■ Given task
Copy every line from the records below that holds the word "лаваш".

■ Stored records

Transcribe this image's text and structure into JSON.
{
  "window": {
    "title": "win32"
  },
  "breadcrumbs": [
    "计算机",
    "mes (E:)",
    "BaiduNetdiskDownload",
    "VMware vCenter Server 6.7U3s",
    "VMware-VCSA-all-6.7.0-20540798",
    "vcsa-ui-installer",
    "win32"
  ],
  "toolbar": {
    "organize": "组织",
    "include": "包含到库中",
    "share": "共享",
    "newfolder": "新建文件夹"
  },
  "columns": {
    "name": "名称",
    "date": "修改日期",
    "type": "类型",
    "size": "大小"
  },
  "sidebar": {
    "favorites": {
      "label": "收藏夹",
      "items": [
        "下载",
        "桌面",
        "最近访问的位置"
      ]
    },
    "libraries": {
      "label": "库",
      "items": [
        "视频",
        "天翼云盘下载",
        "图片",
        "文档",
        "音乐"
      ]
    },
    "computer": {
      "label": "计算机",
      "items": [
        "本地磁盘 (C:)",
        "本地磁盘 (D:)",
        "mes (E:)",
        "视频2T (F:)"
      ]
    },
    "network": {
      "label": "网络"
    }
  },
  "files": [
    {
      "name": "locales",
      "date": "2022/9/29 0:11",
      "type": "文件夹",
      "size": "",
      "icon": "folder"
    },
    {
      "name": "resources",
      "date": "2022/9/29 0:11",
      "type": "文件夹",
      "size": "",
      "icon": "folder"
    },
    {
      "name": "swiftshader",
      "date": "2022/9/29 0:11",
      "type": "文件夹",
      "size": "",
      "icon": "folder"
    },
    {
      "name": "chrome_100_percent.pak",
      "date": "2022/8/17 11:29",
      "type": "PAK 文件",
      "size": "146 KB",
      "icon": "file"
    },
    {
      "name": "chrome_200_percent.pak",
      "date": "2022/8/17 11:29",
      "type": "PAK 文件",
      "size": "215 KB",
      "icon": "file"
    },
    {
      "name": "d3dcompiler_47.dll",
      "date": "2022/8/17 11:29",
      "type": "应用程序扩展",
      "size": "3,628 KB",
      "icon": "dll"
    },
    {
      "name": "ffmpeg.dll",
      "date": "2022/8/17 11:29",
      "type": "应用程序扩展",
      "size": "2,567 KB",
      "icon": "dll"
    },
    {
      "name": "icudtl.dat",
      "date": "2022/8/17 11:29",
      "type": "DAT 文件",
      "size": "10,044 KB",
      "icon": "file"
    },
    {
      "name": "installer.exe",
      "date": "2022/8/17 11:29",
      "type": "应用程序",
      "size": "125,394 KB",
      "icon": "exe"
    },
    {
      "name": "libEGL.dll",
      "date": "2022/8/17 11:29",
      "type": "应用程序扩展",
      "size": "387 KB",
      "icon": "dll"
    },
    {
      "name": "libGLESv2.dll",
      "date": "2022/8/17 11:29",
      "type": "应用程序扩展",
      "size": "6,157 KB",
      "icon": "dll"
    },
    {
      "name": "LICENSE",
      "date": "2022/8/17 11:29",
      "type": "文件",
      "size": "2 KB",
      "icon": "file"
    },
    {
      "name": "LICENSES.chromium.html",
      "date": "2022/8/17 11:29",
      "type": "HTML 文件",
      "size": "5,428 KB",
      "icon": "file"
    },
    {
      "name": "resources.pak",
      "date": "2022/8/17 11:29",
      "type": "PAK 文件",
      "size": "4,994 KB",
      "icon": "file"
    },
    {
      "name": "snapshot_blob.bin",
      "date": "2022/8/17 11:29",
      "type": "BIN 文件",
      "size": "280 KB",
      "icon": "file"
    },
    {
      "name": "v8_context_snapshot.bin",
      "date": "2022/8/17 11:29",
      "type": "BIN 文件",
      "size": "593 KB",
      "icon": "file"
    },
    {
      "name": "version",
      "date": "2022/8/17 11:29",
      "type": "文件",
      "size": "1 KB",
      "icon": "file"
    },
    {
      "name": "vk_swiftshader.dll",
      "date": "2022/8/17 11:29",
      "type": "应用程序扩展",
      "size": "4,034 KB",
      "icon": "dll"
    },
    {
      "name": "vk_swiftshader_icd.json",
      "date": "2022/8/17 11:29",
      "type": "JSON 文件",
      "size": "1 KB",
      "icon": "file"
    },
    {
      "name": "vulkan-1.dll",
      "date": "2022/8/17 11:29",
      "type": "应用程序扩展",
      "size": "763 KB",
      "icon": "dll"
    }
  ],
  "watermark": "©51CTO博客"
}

--

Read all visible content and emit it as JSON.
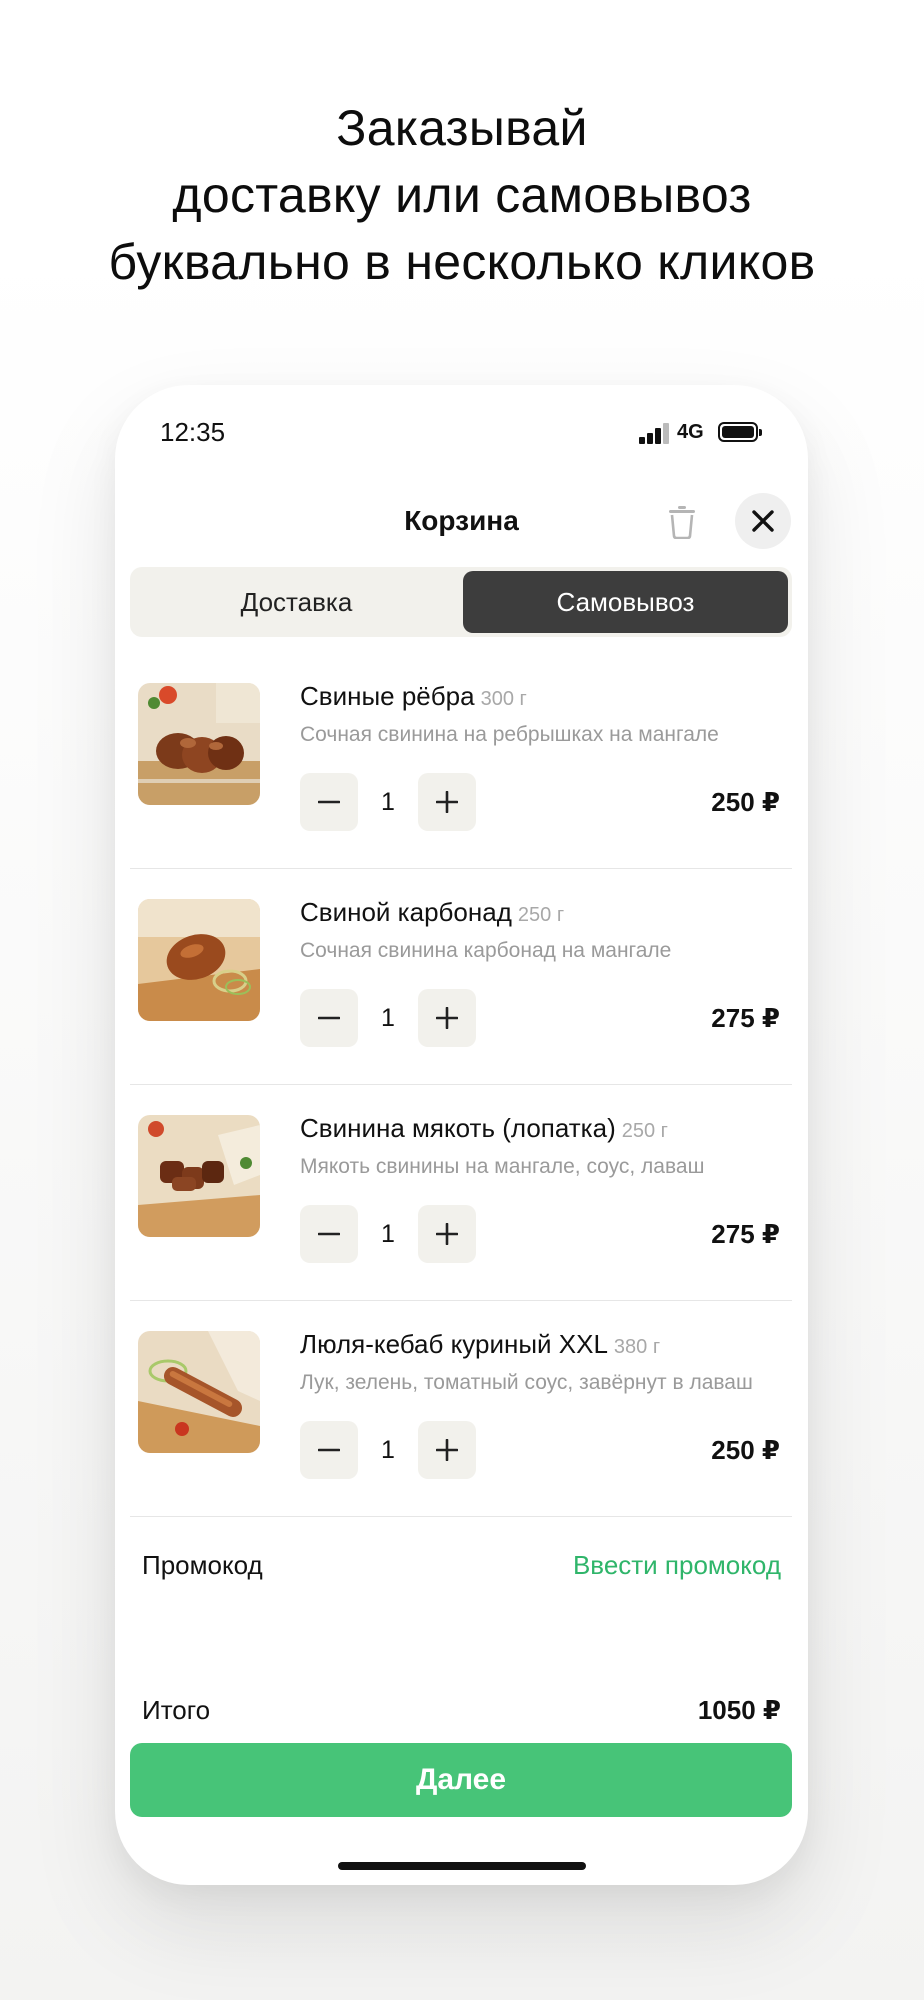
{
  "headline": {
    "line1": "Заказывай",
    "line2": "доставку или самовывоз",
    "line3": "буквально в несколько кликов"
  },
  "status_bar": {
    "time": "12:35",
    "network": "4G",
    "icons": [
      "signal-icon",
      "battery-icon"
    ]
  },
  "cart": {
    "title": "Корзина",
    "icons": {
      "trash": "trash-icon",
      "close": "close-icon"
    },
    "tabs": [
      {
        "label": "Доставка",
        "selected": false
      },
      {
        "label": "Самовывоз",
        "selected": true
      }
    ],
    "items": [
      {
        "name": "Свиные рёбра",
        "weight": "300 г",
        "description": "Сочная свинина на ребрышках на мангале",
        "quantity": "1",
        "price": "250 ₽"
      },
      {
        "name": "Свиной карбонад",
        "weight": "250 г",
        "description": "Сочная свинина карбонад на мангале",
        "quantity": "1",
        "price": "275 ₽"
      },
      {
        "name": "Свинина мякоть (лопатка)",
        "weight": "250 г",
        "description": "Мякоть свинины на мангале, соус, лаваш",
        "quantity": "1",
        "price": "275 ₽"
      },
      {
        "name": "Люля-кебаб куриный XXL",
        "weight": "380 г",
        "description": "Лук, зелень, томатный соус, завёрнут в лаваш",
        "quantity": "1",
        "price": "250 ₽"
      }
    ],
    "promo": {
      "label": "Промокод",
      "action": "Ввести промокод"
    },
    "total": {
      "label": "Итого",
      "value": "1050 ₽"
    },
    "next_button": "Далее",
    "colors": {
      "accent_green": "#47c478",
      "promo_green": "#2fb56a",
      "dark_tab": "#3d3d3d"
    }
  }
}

■ Correct output
        "description": "Мякоть свинины на мангале, соус, лаваш",
        "description": "Лук, зелень, томатный соус, завёрнут в лаваш",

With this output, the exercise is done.